Track down the lines that contain "surface" and copy them.

====== Task data ======

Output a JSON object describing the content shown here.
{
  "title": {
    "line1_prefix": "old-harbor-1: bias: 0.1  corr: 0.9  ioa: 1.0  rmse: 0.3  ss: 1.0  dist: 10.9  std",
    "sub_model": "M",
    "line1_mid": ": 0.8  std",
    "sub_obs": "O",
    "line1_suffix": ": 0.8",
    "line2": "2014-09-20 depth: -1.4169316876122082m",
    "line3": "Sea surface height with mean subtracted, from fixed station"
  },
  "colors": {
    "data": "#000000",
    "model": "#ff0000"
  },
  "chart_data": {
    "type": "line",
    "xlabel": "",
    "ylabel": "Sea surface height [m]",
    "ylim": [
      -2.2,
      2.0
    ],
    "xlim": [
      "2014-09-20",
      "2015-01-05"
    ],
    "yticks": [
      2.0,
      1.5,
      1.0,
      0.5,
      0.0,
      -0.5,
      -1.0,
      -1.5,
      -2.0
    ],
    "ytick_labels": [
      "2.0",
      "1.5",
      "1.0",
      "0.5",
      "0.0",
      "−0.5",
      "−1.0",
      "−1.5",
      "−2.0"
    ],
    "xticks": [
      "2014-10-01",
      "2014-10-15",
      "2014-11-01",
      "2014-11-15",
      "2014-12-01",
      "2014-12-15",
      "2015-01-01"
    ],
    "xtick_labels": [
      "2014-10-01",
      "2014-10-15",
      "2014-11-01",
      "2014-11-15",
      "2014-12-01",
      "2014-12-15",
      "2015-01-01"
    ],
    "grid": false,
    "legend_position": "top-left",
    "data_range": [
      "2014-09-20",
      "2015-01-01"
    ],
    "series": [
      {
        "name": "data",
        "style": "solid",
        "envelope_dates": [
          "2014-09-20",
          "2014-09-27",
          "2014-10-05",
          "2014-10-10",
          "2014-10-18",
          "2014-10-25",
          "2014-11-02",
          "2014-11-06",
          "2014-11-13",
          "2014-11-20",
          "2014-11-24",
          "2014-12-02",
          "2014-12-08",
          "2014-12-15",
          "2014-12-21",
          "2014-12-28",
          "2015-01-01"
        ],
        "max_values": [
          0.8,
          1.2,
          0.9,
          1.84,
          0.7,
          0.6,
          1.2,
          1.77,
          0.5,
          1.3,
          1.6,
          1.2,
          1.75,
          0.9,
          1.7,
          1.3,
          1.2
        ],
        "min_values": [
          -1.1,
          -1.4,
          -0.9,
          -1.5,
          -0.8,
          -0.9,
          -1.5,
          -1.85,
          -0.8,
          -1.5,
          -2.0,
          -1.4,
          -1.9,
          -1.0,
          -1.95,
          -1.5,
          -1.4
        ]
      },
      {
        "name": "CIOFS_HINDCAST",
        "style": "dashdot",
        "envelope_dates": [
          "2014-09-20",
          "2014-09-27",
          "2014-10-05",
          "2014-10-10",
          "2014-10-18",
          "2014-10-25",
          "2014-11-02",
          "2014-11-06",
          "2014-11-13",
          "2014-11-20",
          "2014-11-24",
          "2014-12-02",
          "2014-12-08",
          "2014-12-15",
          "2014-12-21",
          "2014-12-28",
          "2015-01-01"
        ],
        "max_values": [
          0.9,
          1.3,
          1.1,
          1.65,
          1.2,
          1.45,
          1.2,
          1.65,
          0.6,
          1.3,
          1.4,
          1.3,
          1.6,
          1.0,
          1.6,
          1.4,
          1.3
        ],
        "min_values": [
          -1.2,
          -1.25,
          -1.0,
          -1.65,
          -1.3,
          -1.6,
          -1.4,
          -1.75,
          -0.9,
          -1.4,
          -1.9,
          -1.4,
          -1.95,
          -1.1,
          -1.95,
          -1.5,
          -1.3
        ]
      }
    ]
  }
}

======

Response:
    "line3": "Sea surface height with mean subtracted, from fixed station"
    "ylabel": "Sea surface height [m]",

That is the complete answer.